Stored entries
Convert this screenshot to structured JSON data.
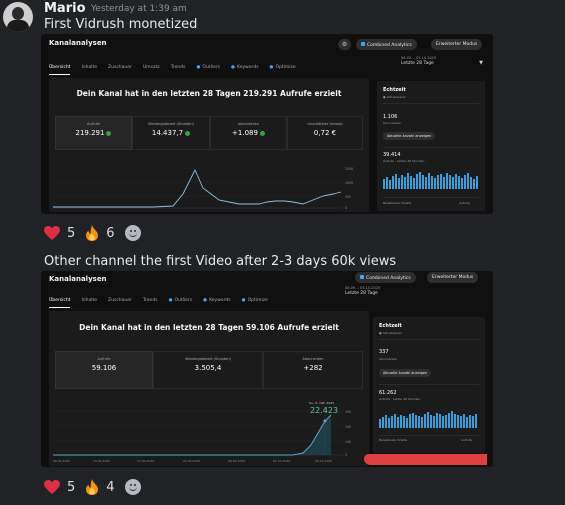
{
  "message": {
    "author": "Mario",
    "timestamp": "Yesterday at 1:39 am",
    "text1": "First Vidrush monetized",
    "text2": "Other channel the first Video after 2-3 days 60k views"
  },
  "shot1": {
    "title": "Kanalanalysen",
    "pills": [
      "Combined Analytics",
      "Erweiterter Modus"
    ],
    "date_small": "08.05. – 05.10.2025",
    "date_label": "Letzte 28 Tage",
    "tabs": [
      "Übersicht",
      "Inhalte",
      "Zuschauer",
      "Umsatz",
      "Trends",
      "Outliers",
      "Keywords",
      "Optimize"
    ],
    "headline": "Dein Kanal hat in den letzten 28 Tagen 219.291 Aufrufe erzielt",
    "kpis": [
      {
        "label": "Aufrufe",
        "value": "219.291"
      },
      {
        "label": "Wiedergabezeit (Stunden)",
        "value": "14.437,7"
      },
      {
        "label": "Abonnenten",
        "value": "+1.089"
      },
      {
        "label": "Geschätzter Umsatz",
        "value": "0,72 €"
      }
    ],
    "yticks": [
      "150K",
      "100K",
      "50K",
      "0"
    ],
    "side": {
      "title": "Echtzeit",
      "sub": "● Aktualisieren",
      "subs_value": "1.106",
      "subs_label": "Abonnenten",
      "button": "Aktuelle Anzahl anzeigen",
      "views_value": "39.414",
      "views_label": "Aufrufe · Letzte 48 Stunden",
      "foot_left": "Beliebteste Inhalte",
      "foot_right": "Aufrufe"
    }
  },
  "shot2": {
    "title": "Kanalanalysen",
    "pills": [
      "Combined Analytics",
      "Erweiterter Modus"
    ],
    "date_small": "08.09. – 05.10.2025",
    "date_label": "Letzte 28 Tage",
    "tabs": [
      "Übersicht",
      "Inhalte",
      "Zuschauer",
      "Trends",
      "Outliers",
      "Keywords",
      "Optimize"
    ],
    "headline": "Dein Kanal hat in den letzten 28 Tagen 59.106 Aufrufe erzielt",
    "kpis": [
      {
        "label": "Aufrufe",
        "value": "59.106"
      },
      {
        "label": "Wiedergabezeit (Stunden)",
        "value": "3.505,4"
      },
      {
        "label": "Abonnenten",
        "value": "+282"
      }
    ],
    "tooltip_date": "So., 5. Okt. 2025",
    "tooltip_value": "22.423",
    "yticks": [
      "30K",
      "20K",
      "10K",
      "0"
    ],
    "xticks": [
      "08.09.2025",
      "13.09.2025",
      "17.09.2025",
      "22.09.2025",
      "26.09.2025",
      "01.10.2025",
      "05.10.2025"
    ],
    "side": {
      "title": "Echtzeit",
      "sub": "● Aktualisieren",
      "subs_value": "337",
      "subs_label": "Abonnenten",
      "button": "Aktuelle Anzahl anzeigen",
      "views_value": "61.262",
      "views_label": "Aufrufe · Letzte 48 Stunden",
      "foot_left": "Beliebteste Inhalte",
      "foot_right": "Aufrufe"
    }
  },
  "reactions1": [
    {
      "emoji": "heart",
      "count": "5"
    },
    {
      "emoji": "fire",
      "count": "6"
    }
  ],
  "reactions2": [
    {
      "emoji": "heart",
      "count": "5"
    },
    {
      "emoji": "fire",
      "count": "4"
    }
  ],
  "colors": {
    "accent": "#3ea6ff",
    "chart_line": "#5aa7c9",
    "heart": "#dd2e44",
    "fire": "#f4900c",
    "redaction": "#e04040"
  }
}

> EXERCISE
Note each line of the entries that has "Tagen" in it, and copy those lines.

> ANSWER FOR THIS EXERCISE
    "headline": "Dein Kanal hat in den letzten 28 Tagen 219.291 Aufrufe erzielt",
    "headline": "Dein Kanal hat in den letzten 28 Tagen 59.106 Aufrufe erzielt",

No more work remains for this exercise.